- Task goal -
Turn every one of the rows below into a numbered list, leaving out blank lines and the pictures.

- Supplied records -
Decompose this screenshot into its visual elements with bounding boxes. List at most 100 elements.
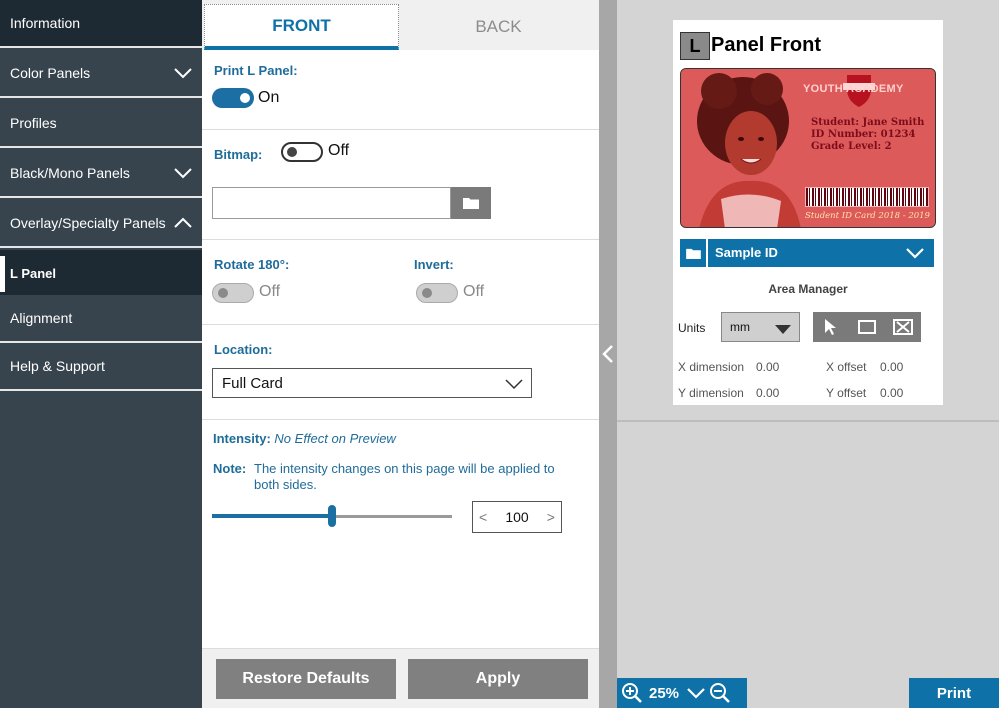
rotate-label: Rotate 180°:	[214, 257, 290, 272]
print-panel-label: Print L Panel:	[214, 63, 298, 78]
intensity-hint: No Effect on Preview	[274, 431, 396, 446]
slider-thumb[interactable]	[328, 505, 336, 527]
slider-fill	[212, 514, 332, 518]
delete-area-icon	[893, 319, 913, 335]
invert-toggle[interactable]	[416, 283, 458, 303]
sidebar: Information Color Panels Profiles Black/…	[0, 0, 202, 708]
x-offset-label: X offset	[826, 360, 867, 374]
print-panel-state: On	[258, 89, 280, 106]
browse-folder-button[interactable]	[451, 187, 491, 219]
toggle-knob	[287, 147, 297, 157]
caret-down-icon	[775, 323, 791, 337]
zoom-out-icon[interactable]	[709, 682, 731, 704]
side-tabs: FRONT BACK	[202, 0, 599, 50]
card-id-number: ID Number: 01234	[811, 129, 916, 140]
chevron-up-icon[interactable]	[166, 208, 200, 238]
panel-footer: Restore Defaults Apply	[202, 648, 599, 708]
sidebar-item-overlay-specialty-panels[interactable]: Overlay/Specialty Panels	[0, 200, 202, 248]
x-dimension-label: X dimension	[678, 360, 745, 374]
bitmap-path-input[interactable]	[212, 187, 451, 219]
tab-back[interactable]: BACK	[401, 4, 596, 50]
sidebar-item-label: Overlay/Specialty Panels	[10, 215, 166, 231]
chevron-down-icon	[505, 377, 523, 394]
location-value: Full Card	[222, 374, 283, 392]
x-dimension-value: 0.00	[756, 360, 780, 374]
sidebar-item-label: Alignment	[10, 310, 73, 326]
bitmap-state: Off	[328, 142, 350, 159]
stepper-increment[interactable]: >	[547, 509, 555, 525]
x-offset-value: 0.00	[880, 360, 904, 374]
sidebar-item-label: Help & Support	[10, 358, 105, 374]
cursor-icon	[825, 319, 836, 335]
preview-bottom-bar: 25% Print	[617, 678, 999, 708]
location-select[interactable]: Full Card	[212, 368, 532, 398]
print-panel-section: Print L Panel: On	[202, 50, 599, 130]
restore-defaults-button[interactable]: Restore Defaults	[216, 659, 396, 699]
stepper-decrement[interactable]: <	[479, 509, 487, 525]
id-card-preview: YOUTH ACADEMY Student: Jane Smith ID Num…	[680, 68, 936, 228]
units-value: mm	[730, 320, 750, 334]
rotate-toggle[interactable]	[212, 283, 254, 303]
bitmap-section: Bitmap: Off	[202, 130, 599, 240]
intensity-label: Intensity:	[213, 431, 271, 446]
apply-button[interactable]: Apply	[408, 659, 588, 699]
chevron-left-icon[interactable]	[602, 344, 614, 369]
card-footer: Student ID Card 2018 - 2019	[805, 211, 930, 221]
zoom-in-icon[interactable]	[621, 682, 643, 704]
tab-front[interactable]: FRONT	[204, 4, 399, 50]
note-text: The intensity changes on this page will …	[254, 461, 555, 492]
sidebar-item-color-panels[interactable]: Color Panels	[0, 50, 202, 98]
chevron-down-icon[interactable]	[166, 158, 200, 188]
print-button[interactable]: Print	[909, 678, 999, 708]
y-offset-value: 0.00	[880, 386, 904, 400]
rectangle-icon	[858, 320, 876, 334]
toggle-knob	[422, 288, 432, 298]
toggle-knob	[218, 288, 228, 298]
chevron-down-icon[interactable]	[166, 58, 200, 88]
units-select[interactable]: mm	[721, 312, 800, 342]
preview-area: L Panel Front YOUTH ACADEMY Student: Jan…	[617, 0, 999, 708]
folder-icon	[685, 248, 701, 259]
intensity-slider[interactable]	[212, 505, 452, 527]
sidebar-item-information[interactable]: Information	[0, 0, 202, 48]
card-student: Student: Jane Smith	[811, 117, 925, 128]
sidebar-item-alignment[interactable]: Alignment	[0, 295, 202, 343]
sidebar-item-label: Profiles	[10, 115, 57, 131]
toggle-knob	[240, 93, 250, 103]
stepper-value[interactable]: 100	[505, 509, 528, 525]
select-tool-button[interactable]	[813, 312, 849, 342]
invert-state: Off	[463, 283, 485, 300]
card-barcode	[805, 187, 929, 207]
rotate-invert-section: Rotate 180°: Off Invert: Off	[202, 240, 599, 325]
sidebar-item-label: Information	[10, 15, 81, 31]
area-manager-title: Area Manager	[768, 282, 848, 296]
sample-folder-button[interactable]	[680, 239, 708, 267]
sidebar-item-help-support[interactable]: Help & Support	[0, 343, 202, 391]
delete-area-button[interactable]	[885, 312, 921, 342]
collapse-splitter[interactable]	[599, 0, 617, 708]
intensity-note: Note: The intensity changes on this page …	[213, 461, 583, 493]
sidebar-item-l-panel[interactable]: L Panel	[0, 250, 202, 298]
card-school-name: YOUTH ACADEMY	[803, 83, 904, 95]
preview-divider	[617, 420, 999, 422]
sidebar-item-label: Color Panels	[10, 65, 91, 81]
draw-rectangle-button[interactable]	[849, 312, 885, 342]
card-info: Student: Jane Smith ID Number: 01234 Gra…	[811, 117, 924, 153]
preview-card: L Panel Front YOUTH ACADEMY Student: Jan…	[673, 20, 943, 405]
zoom-level: 25%	[649, 684, 680, 702]
sample-selector[interactable]: Sample ID	[680, 239, 934, 267]
rotate-state: Off	[259, 283, 281, 300]
chevron-down-icon[interactable]	[687, 687, 705, 699]
intensity-line: Intensity: No Effect on Preview	[213, 431, 396, 446]
y-dimension-value: 0.00	[756, 386, 780, 400]
bitmap-label: Bitmap:	[214, 147, 263, 162]
print-panel-toggle[interactable]	[212, 88, 254, 108]
zoom-controls: 25%	[617, 678, 747, 708]
units-label: Units	[678, 321, 706, 335]
sidebar-item-black-mono-panels[interactable]: Black/Mono Panels	[0, 150, 202, 198]
sidebar-item-profiles[interactable]: Profiles	[0, 100, 202, 148]
bitmap-toggle[interactable]	[281, 142, 323, 162]
chevron-down-icon[interactable]	[906, 246, 924, 264]
sidebar-item-label: Black/Mono Panels	[10, 165, 130, 181]
y-dimension-label: Y dimension	[678, 386, 744, 400]
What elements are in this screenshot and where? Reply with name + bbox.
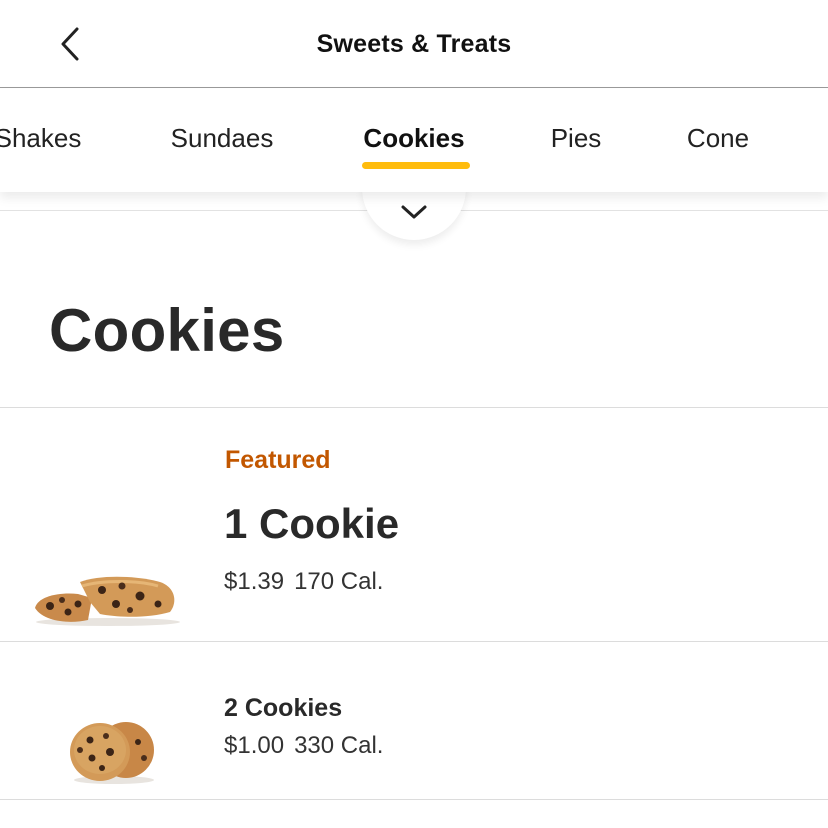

- Final result -
1. Decompose this screenshot into its visual elements with bounding boxes. List at most 100 elements.
2. rotate-label: Rotate 180°:	[214, 257, 290, 272]
3. print-panel-label: Print L Panel:	[214, 63, 298, 78]
4. intensity-hint: No Effect on Preview	[274, 431, 396, 446]
5. slider-thumb[interactable]	[328, 505, 336, 527]
6. slider-fill	[212, 514, 332, 518]
7. delete-area-icon	[893, 319, 913, 335]
8. invert-toggle[interactable]	[416, 283, 458, 303]
9. sidebar: Information Color Panels Profiles Black/…	[0, 0, 202, 708]
10. x-offset-label: X offset	[826, 360, 867, 374]
11. print-panel-state: On	[258, 89, 280, 106]
12. browse-folder-button[interactable]	[451, 187, 491, 219]
13. toggle-knob	[287, 147, 297, 157]
14. caret-down-icon	[775, 323, 791, 337]
15. zoom-out-icon[interactable]	[709, 682, 731, 704]
16. side-tabs: FRONT BACK	[202, 0, 599, 50]
17. card-id-number: ID Number: 01234	[811, 129, 916, 140]
18. chevron-up-icon[interactable]	[166, 208, 200, 238]
19. panel-footer: Restore Defaults Apply	[202, 648, 599, 708]
20. sidebar-item-overlay-specialty-panels[interactable]: Overlay/Specialty Panels	[0, 200, 202, 248]
21. x-dimension-label: X dimension	[678, 360, 745, 374]
22. bitmap-path-input[interactable]	[212, 187, 451, 219]
23. tab-back[interactable]: BACK	[401, 4, 596, 50]
24. sidebar-item-label: Overlay/Specialty Panels	[10, 215, 166, 231]
25. chevron-down-icon	[505, 377, 523, 394]
26. location-value: Full Card	[222, 374, 283, 392]
27. x-dimension-value: 0.00	[756, 360, 780, 374]
28. sidebar-item-label: Alignment	[10, 310, 73, 326]
29. bitmap-state: Off	[328, 142, 350, 159]
30. stepper-increment[interactable]: >	[547, 509, 555, 525]
31. x-offset-value: 0.00	[880, 360, 904, 374]
32. sidebar-item-label: Help & Support	[10, 358, 105, 374]
33. cursor-icon	[825, 319, 836, 335]
34. preview-bottom-bar: 25% Print	[617, 678, 999, 708]
35. location-select[interactable]: Full Card	[212, 368, 532, 398]
36. print-panel-section: Print L Panel: On	[202, 50, 599, 130]
37. restore-defaults-button[interactable]: Restore Defaults	[216, 659, 396, 699]
38. stepper-decrement[interactable]: <	[479, 509, 487, 525]
39. id-card-preview: YOUTH ACADEMY Student: Jane Smith ID Num…	[680, 68, 936, 228]
40. units-value: mm	[730, 320, 750, 334]
41. rotate-toggle[interactable]	[212, 283, 254, 303]
42. bitmap-section: Bitmap: Off	[202, 130, 599, 240]
43. intensity-label: Intensity:	[213, 431, 271, 446]
44. apply-button[interactable]: Apply	[408, 659, 588, 699]
45. chevron-left-icon[interactable]	[602, 344, 614, 369]
46. card-footer: Student ID Card 2018 - 2019	[805, 211, 930, 221]
47. zoom-in-icon[interactable]	[621, 682, 643, 704]
48. tab-front[interactable]: FRONT	[204, 4, 399, 50]
49. note-text: The intensity changes on this page will …	[254, 461, 555, 492]
50. sidebar-item-color-panels[interactable]: Color Panels	[0, 50, 202, 98]
51. chevron-down-icon[interactable]	[166, 158, 200, 188]
52. print-button[interactable]: Print	[909, 678, 999, 708]
53. y-offset-value: 0.00	[880, 386, 904, 400]
54. rectangle-icon	[858, 320, 876, 334]
55. toggle-knob	[422, 288, 432, 298]
56. toggle-knob	[218, 288, 228, 298]
57. chevron-down-icon[interactable]	[166, 58, 200, 88]
58. units-select[interactable]: mm	[721, 312, 800, 342]
59. preview-area: L Panel Front YOUTH ACADEMY Student: Jan…	[617, 0, 999, 708]
60. folder-icon	[685, 248, 701, 259]
61. intensity-slider[interactable]	[212, 505, 452, 527]
62. sidebar-item-information[interactable]: Information	[0, 0, 202, 48]
63. card-student: Student: Jane Smith	[811, 117, 925, 128]
64. sidebar-item-alignment[interactable]: Alignment	[0, 295, 202, 343]
65. sidebar-item-label: Profiles	[10, 115, 57, 131]
66. toggle-knob	[240, 93, 250, 103]
67. stepper-value[interactable]: 100	[505, 509, 528, 525]
68. select-tool-button[interactable]	[813, 312, 849, 342]
69. invert-state: Off	[463, 283, 485, 300]
70. card-barcode	[805, 187, 929, 207]
71. rotate-invert-section: Rotate 180°: Off Invert: Off	[202, 240, 599, 325]
72. sidebar-item-label: Information	[10, 15, 81, 31]
73. area-manager-title: Area Manager	[768, 282, 848, 296]
74. sample-folder-button[interactable]	[680, 239, 708, 267]
75. sidebar-item-help-support[interactable]: Help & Support	[0, 343, 202, 391]
76. delete-area-button[interactable]	[885, 312, 921, 342]
77. collapse-splitter[interactable]	[599, 0, 617, 708]
78. intensity-note: Note: The intensity changes on this page …	[213, 461, 583, 493]
79. sidebar-item-l-panel[interactable]: L Panel	[0, 250, 202, 298]
80. card-school-name: YOUTH ACADEMY	[803, 83, 904, 95]
81. preview-divider	[617, 420, 999, 422]
82. sidebar-item-label: Color Panels	[10, 65, 91, 81]
83. draw-rectangle-button[interactable]	[849, 312, 885, 342]
84. card-info: Student: Jane Smith ID Number: 01234 Gra…	[811, 117, 924, 153]
85. preview-card: L Panel Front YOUTH ACADEMY Student: Jan…	[673, 20, 943, 405]
86. zoom-level: 25%	[649, 684, 680, 702]
87. sample-selector[interactable]: Sample ID	[680, 239, 934, 267]
88. rotate-state: Off	[259, 283, 281, 300]
89. chevron-down-icon[interactable]	[687, 687, 705, 699]
90. intensity-line: Intensity: No Effect on Preview	[213, 431, 396, 446]
91. y-dimension-value: 0.00	[756, 386, 780, 400]
92. bitmap-label: Bitmap:	[214, 147, 263, 162]
93. print-panel-toggle[interactable]	[212, 88, 254, 108]
94. zoom-controls: 25%	[617, 678, 747, 708]
95. units-label: Units	[678, 321, 706, 335]
96. sidebar-item-black-mono-panels[interactable]: Black/Mono Panels	[0, 150, 202, 198]
97. sidebar-item-profiles[interactable]: Profiles	[0, 100, 202, 148]
98. bitmap-toggle[interactable]	[281, 142, 323, 162]
99. chevron-down-icon[interactable]	[906, 246, 924, 264]
100. sidebar-item-label: Black/Mono Panels	[10, 165, 130, 181]
101. y-dimension-label: Y dimension	[678, 386, 744, 400]
102. What elements are in this screenshot and where? Reply with name + bbox.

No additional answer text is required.